Brano da leggere
§ §

Sicilian Ghost Story si dipana su due binari… quello dell’amore tra due ragazzi e i sogni che legano la loro esistenza fuori dalla mafia, dalla famiglia, dallo stato… il fatto accade in un piccolo paese della Sicilia, ai margini di un bosco e di un lago… Giuseppe, un ragazzino di tredici anni scompare. In paese non si ha notizia della sua sorte. Luna è una compagna di classe innamorata di lui e non si rassegna alla sua improvvisa sparizione. Comprende presto che Giuseppe è stato rapito dalla mafia perché il padre — pentito — è considerato un infame dalla gente. Luna si ribella al clima di omertà e complicità del paese e con una amica (Loredana) si tingono i capelli di blu, distribuiscono volantini in piazza e denunciano la scomparsa di Giuseppe… le persone mostrano disinteresse, distacco, insensibilità all’iniziativa delle ragazze… Luna si oppone al silenzio dei propri genitori, a quello della famiglia di Giuseppe e attraverso l’immaginario (l’onirico) cerca di andare oltre il reale… s’immerge nel fantastico e attraverso le acque gelide di un lago riesce a salvare il suo disperato amore. Ma è solo un sogno. Luna cerca anche di morire… non ci riuscirà perché la sua amata civetta avverte l’amica e insieme al padre di Luna la riportano alla vita. Il film si chiude su Luna, Loredana e due ragazzi sdraiati su una splendida spiaggia siciliana… Luna sorride, guarda il nuovo amore, forse… poi lo sguardo si perde là dove finisce il mare e comincia il cielo.

§ §

Elenco dati
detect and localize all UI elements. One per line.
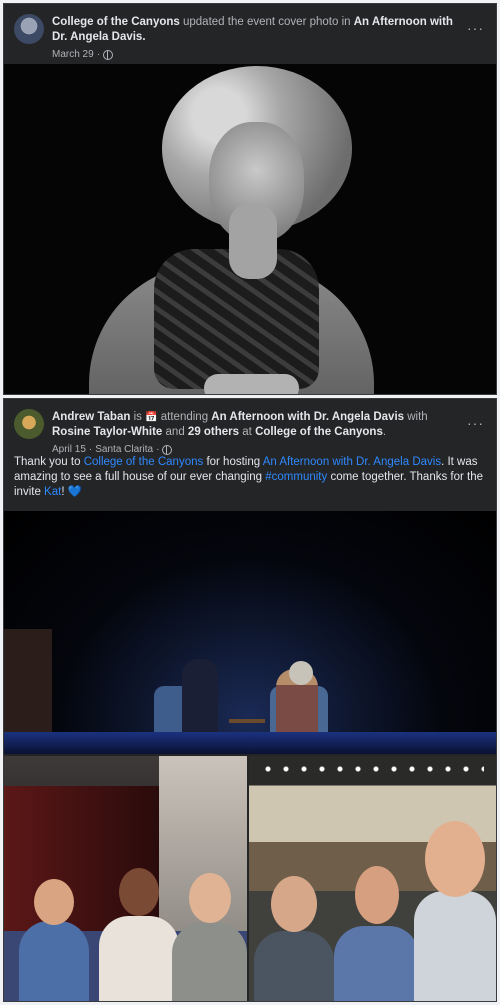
person-1 <box>254 876 334 1001</box>
stage-floor <box>4 732 496 754</box>
more-options-icon[interactable]: ··· <box>467 415 484 431</box>
post-cover-photo: College of the Canyons updated the event… <box>3 3 497 395</box>
blue-heart-emoji: 💙 <box>67 486 83 498</box>
selfie-stage-photo[interactable] <box>4 756 247 1001</box>
post-header: College of the Canyons updated the event… <box>4 4 496 62</box>
globe-icon <box>103 49 114 60</box>
event-text-link[interactable]: An Afternoon with Dr. Angela Davis <box>263 456 441 468</box>
at-text: at <box>242 426 252 438</box>
selfie-auditorium-photo[interactable] <box>249 756 496 1001</box>
text-part: for hosting <box>203 456 263 468</box>
head <box>354 866 399 924</box>
text-part: Thank you to <box>14 456 84 468</box>
college-link[interactable]: College of the Canyons <box>84 456 204 468</box>
person-3 <box>172 873 247 1001</box>
period: . <box>382 426 387 438</box>
person-2 <box>334 866 419 1001</box>
post-date[interactable]: March 29 <box>52 47 94 62</box>
post-subline: March 29 · <box>52 47 456 62</box>
head <box>34 879 74 925</box>
post-text: Thank you to College of the Canyons for … <box>4 455 496 500</box>
head <box>271 876 317 932</box>
globe-icon <box>162 444 173 455</box>
mention-link[interactable]: Kat <box>44 486 61 498</box>
portrait-hands <box>204 374 299 394</box>
separator: · <box>96 49 101 60</box>
post-header: Andrew Taban is 📅 attending An Afternoon… <box>4 399 496 455</box>
hashtag-link[interactable]: #community <box>265 471 327 483</box>
head <box>425 821 485 897</box>
portrait-hand <box>229 204 277 279</box>
action-text: updated the event cover photo in <box>183 16 351 28</box>
post-attending: Andrew Taban is 📅 attending An Afternoon… <box>3 398 497 1002</box>
with-text: with <box>407 411 428 423</box>
more-options-icon[interactable]: ··· <box>467 20 484 36</box>
person-2 <box>99 868 179 1001</box>
ceiling-lights <box>259 764 484 774</box>
actor-link[interactable]: College of the Canyons <box>52 16 180 28</box>
stage-photo[interactable] <box>4 511 496 754</box>
andrew-avatar[interactable] <box>14 409 44 439</box>
activity-text: attending <box>160 411 209 423</box>
and-text: and <box>165 426 185 438</box>
others-link[interactable]: 29 others <box>188 426 239 438</box>
podium <box>4 629 52 749</box>
post-meta: Andrew Taban is 📅 attending An Afternoon… <box>52 410 456 457</box>
tagged-person-link[interactable]: Rosine Taylor-White <box>52 426 162 438</box>
event-cover-photo[interactable] <box>4 64 496 394</box>
calendar-icon: 📅 <box>145 412 158 423</box>
is-text: is <box>133 411 142 423</box>
speaker-right-hair <box>289 661 313 685</box>
actor-link[interactable]: Andrew Taban <box>52 411 130 423</box>
place-link[interactable]: College of the Canyons <box>255 426 383 438</box>
college-avatar[interactable] <box>14 14 44 44</box>
person-3 <box>414 821 496 1001</box>
person-1 <box>19 879 89 1001</box>
head <box>119 868 159 916</box>
head <box>188 873 231 923</box>
event-link[interactable]: An Afternoon with Dr. Angela Davis <box>211 411 404 423</box>
post-meta: College of the Canyons updated the event… <box>52 15 456 62</box>
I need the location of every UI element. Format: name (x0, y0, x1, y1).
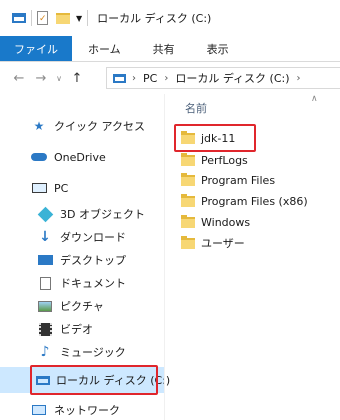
properties-icon[interactable]: ✓ (37, 11, 48, 25)
file-row-program-files[interactable]: Program Files (181, 170, 331, 190)
download-arrow-icon: ↓ (39, 229, 51, 245)
nav-item-label: クイック アクセス (54, 120, 145, 133)
nav-item-documents[interactable]: ドキュメント (0, 271, 164, 295)
navigation-pane: ★ クイック アクセス OneDrive PC 3D オブジェクト ↓ ダウンロ… (0, 94, 170, 420)
file-name: Program Files (x86) (201, 194, 308, 208)
folder-icon (181, 214, 195, 228)
folder-icon (181, 172, 195, 186)
nav-item-pc[interactable]: PC (0, 176, 164, 200)
nav-item-quick-access[interactable]: ★ クイック アクセス (0, 114, 164, 138)
nav-item-label: OneDrive (54, 150, 106, 164)
file-list-pane: ∧ 名前 jdk-11 PerfLogs Program Files Progr… (164, 94, 340, 420)
highlight-box-jdk-11 (174, 124, 256, 152)
cube-icon (36, 206, 54, 222)
nav-item-label: 3D オブジェクト (60, 208, 145, 221)
nav-item-label: デスクトップ (60, 254, 126, 267)
breadcrumb-pc[interactable]: PC (143, 72, 157, 85)
star-icon: ★ (33, 119, 45, 133)
folder-icon (181, 152, 195, 166)
title-bar: ✓ ▼ ローカル ディスク (C:) (0, 0, 340, 36)
navigation-bar: ← → ∨ ↑ › PC › ローカル ディスク (C:) › (0, 62, 340, 94)
network-icon (30, 402, 48, 418)
recent-locations-chevron-icon[interactable]: ∨ (52, 74, 66, 83)
breadcrumb-separator-icon: › (164, 72, 169, 84)
breadcrumb-separator-icon: › (132, 72, 136, 84)
drive-icon (12, 13, 26, 23)
tab-share[interactable]: 共有 (137, 36, 191, 61)
nav-item-desktop[interactable]: デスクトップ (0, 248, 164, 272)
nav-item-label: ビデオ (60, 323, 93, 336)
nav-item-pictures[interactable]: ピクチャ (0, 294, 164, 318)
nav-item-network[interactable]: ネットワーク (0, 398, 164, 420)
quick-access-toolbar-dropdown-icon[interactable]: ▼ (76, 14, 82, 23)
back-arrow-icon[interactable]: ← (8, 71, 30, 86)
nav-item-label: ピクチャ (60, 300, 104, 313)
picture-icon (36, 298, 54, 314)
desktop-icon (36, 252, 54, 268)
file-name: Program Files (201, 173, 276, 187)
this-pc-location-icon (113, 73, 126, 83)
new-folder-icon[interactable] (56, 12, 70, 24)
folder-icon (181, 193, 195, 207)
tab-home[interactable]: ホーム (72, 36, 137, 61)
cloud-icon (30, 149, 48, 165)
nav-item-downloads[interactable]: ↓ ダウンロード (0, 225, 164, 249)
computer-icon (30, 180, 48, 196)
nav-item-label: PC (54, 181, 69, 195)
nav-item-label: ミュージック (60, 346, 126, 359)
folder-icon (181, 235, 195, 249)
nav-item-label: ネットワーク (54, 404, 120, 417)
ribbon-tabs: ファイル ホーム 共有 表示 (0, 36, 340, 62)
file-name: Windows (201, 215, 251, 229)
separator (87, 10, 89, 26)
nav-item-3d-objects[interactable]: 3D オブジェクト (0, 202, 164, 226)
tab-file[interactable]: ファイル (0, 36, 72, 61)
breadcrumb-local-disk[interactable]: ローカル ディスク (C:) (175, 70, 289, 86)
up-arrow-icon[interactable]: ↑ (66, 71, 88, 86)
window-title: ローカル ディスク (C:) (97, 12, 212, 25)
file-name: PerfLogs (201, 153, 248, 167)
file-row-users[interactable]: ユーザー (181, 233, 331, 253)
tab-view[interactable]: 表示 (191, 36, 245, 61)
document-icon (36, 275, 54, 291)
nav-item-onedrive[interactable]: OneDrive (0, 145, 164, 169)
file-row-perflogs[interactable]: PerfLogs (181, 150, 331, 170)
file-row-program-files-x86[interactable]: Program Files (x86) (181, 191, 331, 211)
file-name: ユーザー (201, 237, 245, 250)
address-bar[interactable]: › PC › ローカル ディスク (C:) › (106, 67, 340, 89)
nav-item-label: ドキュメント (60, 277, 126, 290)
file-row-windows[interactable]: Windows (181, 212, 331, 232)
column-header-name[interactable]: 名前 (185, 100, 207, 116)
nav-item-videos[interactable]: ビデオ (0, 317, 164, 341)
breadcrumb-separator-icon: › (296, 72, 301, 84)
sort-chevron-icon[interactable]: ∧ (311, 94, 318, 104)
separator (31, 10, 32, 26)
nav-item-music[interactable]: ♪ ミュージック (0, 340, 164, 364)
music-note-icon: ♪ (40, 344, 50, 360)
film-icon (36, 321, 54, 337)
forward-arrow-icon[interactable]: → (30, 71, 52, 86)
nav-item-label: ダウンロード (60, 231, 126, 244)
highlight-box-local-disk (30, 365, 158, 395)
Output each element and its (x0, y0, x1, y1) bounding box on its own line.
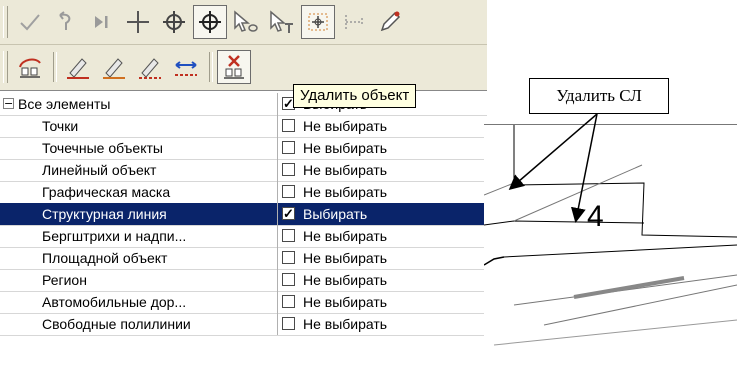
annotation-callout: Удалить СЛ (529, 78, 669, 114)
tooltip: Удалить объект (293, 84, 417, 108)
figure-label: 4 (587, 200, 604, 233)
callout-arrows (508, 113, 598, 223)
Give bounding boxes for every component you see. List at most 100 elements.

§ §

Nel brano su Sicilian Ghost Story, perché Luna non riesce a morire? Spiegalo in una, due o tre frasi. Le righe non servono per svolgere l'esercizio.

Luna non riesce a morire perché la sua amata civetta avverte l'amica. L'amica e il padre di Luna la riportano alla vita.